# [AIM]
Transcribe each line of the material as it is, and drop any picture.

— start SUPPLIED MATERIAL —

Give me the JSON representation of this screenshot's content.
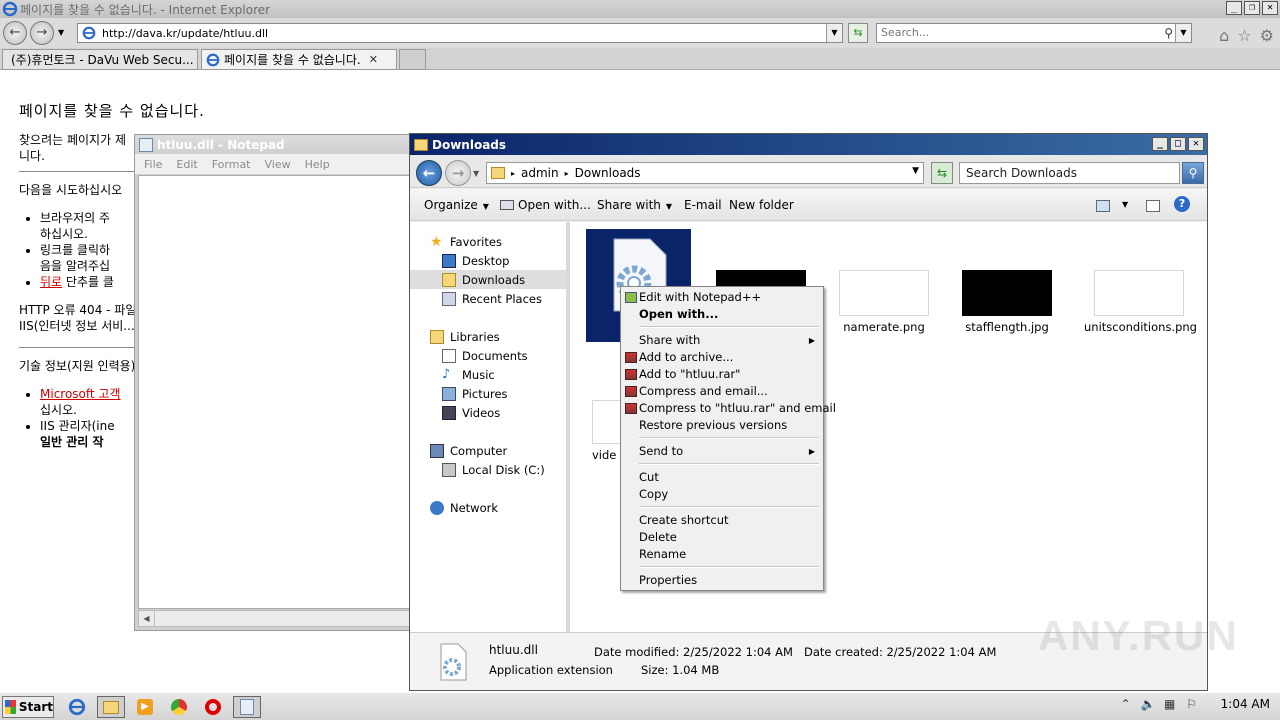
{
  "ie": {
    "title": "페이지를 찾을 수 없습니다. - Internet Explorer",
    "address": "http://dava.kr/update/htluu.dll",
    "search_placeholder": "Search...",
    "tabs": [
      {
        "label": "(주)휴먼토크 - DaVu Web Secu..."
      },
      {
        "label": "페이지를 찾을 수 없습니다."
      }
    ]
  },
  "page": {
    "heading": "페이지를 찾을 수 없습니다.",
    "line1a": "찾으려는 페이지가 제",
    "line1b": "니다.",
    "try_text": "다음을 시도하십시오",
    "bullets": [
      {
        "a": "브라우저의 주",
        "b": "하십시오."
      },
      {
        "a": "링크를 클릭하",
        "b": "음을 알려주십"
      },
      {
        "link": "뒤로",
        "rest": " 단추를 클"
      }
    ],
    "http_error": "HTTP 오류 404 - 파일",
    "iis_text": "IIS(인터넷 정보 서비...",
    "tech_info": "기술 정보(지원 인력용)",
    "tech_bullets": [
      {
        "link": "Microsoft 고객",
        "b": "십시오."
      },
      {
        "a": "IIS 관리자(ine",
        "b": "일반 관리 작"
      }
    ]
  },
  "notepad": {
    "title": "htluu.dll - Notepad",
    "menu": [
      "File",
      "Edit",
      "Format",
      "View",
      "Help"
    ]
  },
  "explorer": {
    "title": "Downloads",
    "path": [
      "admin",
      "Downloads"
    ],
    "search_placeholder": "Search Downloads",
    "toolbar": {
      "organize": "Organize",
      "open_with": "Open with...",
      "share_with": "Share with",
      "email": "E-mail",
      "new_folder": "New folder"
    },
    "nav": {
      "favorites": "Favorites",
      "desktop": "Desktop",
      "downloads": "Downloads",
      "recent_places": "Recent Places",
      "libraries": "Libraries",
      "documents": "Documents",
      "music": "Music",
      "pictures": "Pictures",
      "videos": "Videos",
      "computer": "Computer",
      "local_disk": "Local Disk (C:)",
      "network": "Network"
    },
    "files": {
      "namerate": "namerate.png",
      "stafflength": "stafflength.jpg",
      "units": "unitsconditions.png",
      "vide": "vide"
    },
    "details": {
      "name": "htluu.dll",
      "type": "Application extension",
      "modified": "Date modified: 2/25/2022 1:04 AM",
      "created": "Date created: 2/25/2022 1:04 AM",
      "size": "Size: 1.04 MB"
    }
  },
  "context_menu": {
    "edit_npp": "Edit with Notepad++",
    "open_with": "Open with...",
    "share_with": "Share with",
    "add_archive": "Add to archive...",
    "add_rar": "Add to \"htluu.rar\"",
    "compress_email": "Compress and email...",
    "compress_rar_email": "Compress to \"htluu.rar\" and email",
    "restore": "Restore previous versions",
    "send_to": "Send to",
    "cut": "Cut",
    "copy": "Copy",
    "create_shortcut": "Create shortcut",
    "delete": "Delete",
    "rename": "Rename",
    "properties": "Properties"
  },
  "watermark": "ANY.RUN",
  "taskbar": {
    "start": "Start",
    "clock": "1:04 AM"
  }
}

— end SUPPLIED MATERIAL —

# [PROBLEM SOLUTION]
Give me the JSON representation of this screenshot's content.
{
  "ie": {
    "title": "페이지를 찾을 수 없습니다. - Internet Explorer",
    "address": "http://dava.kr/update/htluu.dll",
    "search_placeholder": "Search...",
    "tabs": [
      {
        "label": "(주)휴먼토크 - DaVu Web Secu..."
      },
      {
        "label": "페이지를 찾을 수 없습니다."
      }
    ]
  },
  "page": {
    "heading": "페이지를 찾을 수 없습니다.",
    "line1a": "찾으려는 페이지가 제",
    "line1b": "니다.",
    "try_text": "다음을 시도하십시오",
    "bullets": [
      {
        "a": "브라우저의 주",
        "b": "하십시오."
      },
      {
        "a": "링크를 클릭하",
        "b": "음을 알려주십"
      },
      {
        "link": "뒤로",
        "rest": " 단추를 클"
      }
    ],
    "http_error": "HTTP 오류 404 - 파일",
    "iis_text": "IIS(인터넷 정보 서비...",
    "tech_info": "기술 정보(지원 인력용)",
    "tech_bullets": [
      {
        "link": "Microsoft 고객",
        "b": "십시오."
      },
      {
        "a": "IIS 관리자(ine",
        "b": "일반 관리 작"
      }
    ]
  },
  "notepad": {
    "title": "htluu.dll - Notepad",
    "menu": [
      "File",
      "Edit",
      "Format",
      "View",
      "Help"
    ]
  },
  "explorer": {
    "title": "Downloads",
    "path": [
      "admin",
      "Downloads"
    ],
    "search_placeholder": "Search Downloads",
    "toolbar": {
      "organize": "Organize",
      "open_with": "Open with...",
      "share_with": "Share with",
      "email": "E-mail",
      "new_folder": "New folder"
    },
    "nav": {
      "favorites": "Favorites",
      "desktop": "Desktop",
      "downloads": "Downloads",
      "recent_places": "Recent Places",
      "libraries": "Libraries",
      "documents": "Documents",
      "music": "Music",
      "pictures": "Pictures",
      "videos": "Videos",
      "computer": "Computer",
      "local_disk": "Local Disk (C:)",
      "network": "Network"
    },
    "files": {
      "namerate": "namerate.png",
      "stafflength": "stafflength.jpg",
      "units": "unitsconditions.png",
      "vide": "vide"
    },
    "details": {
      "name": "htluu.dll",
      "type": "Application extension",
      "modified": "Date modified: 2/25/2022 1:04 AM",
      "created": "Date created: 2/25/2022 1:04 AM",
      "size": "Size: 1.04 MB"
    }
  },
  "context_menu": {
    "edit_npp": "Edit with Notepad++",
    "open_with": "Open with...",
    "share_with": "Share with",
    "add_archive": "Add to archive...",
    "add_rar": "Add to \"htluu.rar\"",
    "compress_email": "Compress and email...",
    "compress_rar_email": "Compress to \"htluu.rar\" and email",
    "restore": "Restore previous versions",
    "send_to": "Send to",
    "cut": "Cut",
    "copy": "Copy",
    "create_shortcut": "Create shortcut",
    "delete": "Delete",
    "rename": "Rename",
    "properties": "Properties"
  },
  "watermark": "ANY.RUN",
  "taskbar": {
    "start": "Start",
    "clock": "1:04 AM"
  }
}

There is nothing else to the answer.